Saved data entries:
•••••

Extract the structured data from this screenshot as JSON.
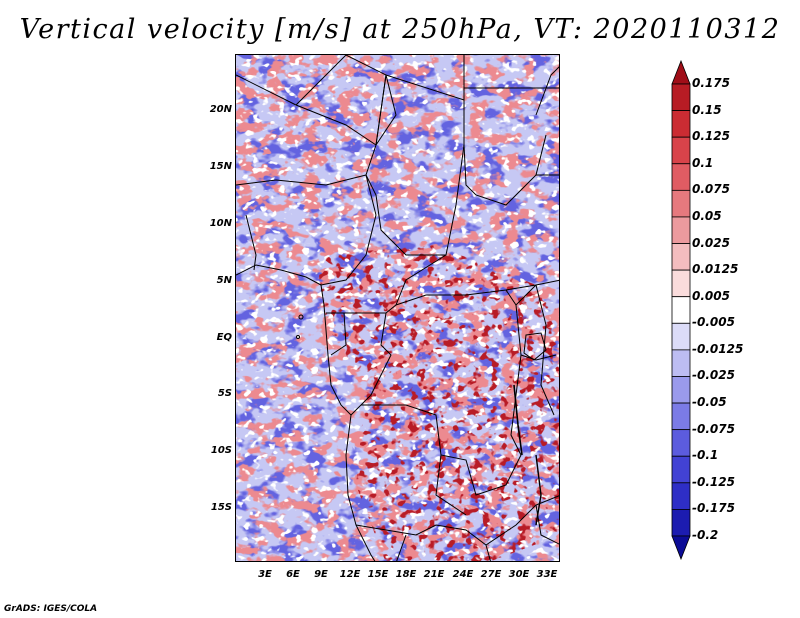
{
  "title": "Vertical velocity [m/s] at 250hPa, VT: 2020110312",
  "footer": "GrADS: IGES/COLA",
  "lat_ticks": [
    "20N",
    "15N",
    "10N",
    "5N",
    "EQ",
    "5S",
    "10S",
    "15S"
  ],
  "lon_ticks": [
    "3E",
    "6E",
    "9E",
    "12E",
    "15E",
    "18E",
    "21E",
    "24E",
    "27E",
    "30E",
    "33E"
  ],
  "colorbar": {
    "labels": [
      "0.175",
      "0.15",
      "0.125",
      "0.1",
      "0.075",
      "0.05",
      "0.025",
      "0.0125",
      "0.005",
      "-0.005",
      "-0.0125",
      "-0.025",
      "-0.05",
      "-0.075",
      "-0.1",
      "-0.125",
      "-0.175",
      "-0.2"
    ],
    "colors": [
      "#a00e18",
      "#b71c24",
      "#cb2c33",
      "#d8434a",
      "#e05c63",
      "#e6797e",
      "#ec9a9e",
      "#f3bdbf",
      "#fadcdc",
      "#ffffff",
      "#dcdcf8",
      "#bdbdf2",
      "#9a9aec",
      "#7b7be6",
      "#5c5cde",
      "#4242d4",
      "#2e2ec6",
      "#1c1cb0",
      "#0c0c96"
    ]
  },
  "map_colors": {
    "positive": "#e05560",
    "strong_positive": "#b81c28",
    "negative": "#6a6ae2",
    "strong_negative": "#3030c4",
    "background": "#d8daf6"
  }
}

•••••

— YOUR TASK —
Reproduce the whole listing above word for word, but not its pictures.

— TASK RESULT —
Extract the structured data from this screenshot as JSON.
{
  "title": "Vertical velocity [m/s] at 250hPa, VT: 2020110312",
  "footer": "GrADS: IGES/COLA",
  "lat_ticks": [
    "20N",
    "15N",
    "10N",
    "5N",
    "EQ",
    "5S",
    "10S",
    "15S"
  ],
  "lon_ticks": [
    "3E",
    "6E",
    "9E",
    "12E",
    "15E",
    "18E",
    "21E",
    "24E",
    "27E",
    "30E",
    "33E"
  ],
  "colorbar": {
    "labels": [
      "0.175",
      "0.15",
      "0.125",
      "0.1",
      "0.075",
      "0.05",
      "0.025",
      "0.0125",
      "0.005",
      "-0.005",
      "-0.0125",
      "-0.025",
      "-0.05",
      "-0.075",
      "-0.1",
      "-0.125",
      "-0.175",
      "-0.2"
    ],
    "colors": [
      "#a00e18",
      "#b71c24",
      "#cb2c33",
      "#d8434a",
      "#e05c63",
      "#e6797e",
      "#ec9a9e",
      "#f3bdbf",
      "#fadcdc",
      "#ffffff",
      "#dcdcf8",
      "#bdbdf2",
      "#9a9aec",
      "#7b7be6",
      "#5c5cde",
      "#4242d4",
      "#2e2ec6",
      "#1c1cb0",
      "#0c0c96"
    ]
  },
  "map_colors": {
    "positive": "#e05560",
    "strong_positive": "#b81c28",
    "negative": "#6a6ae2",
    "strong_negative": "#3030c4",
    "background": "#d8daf6"
  }
}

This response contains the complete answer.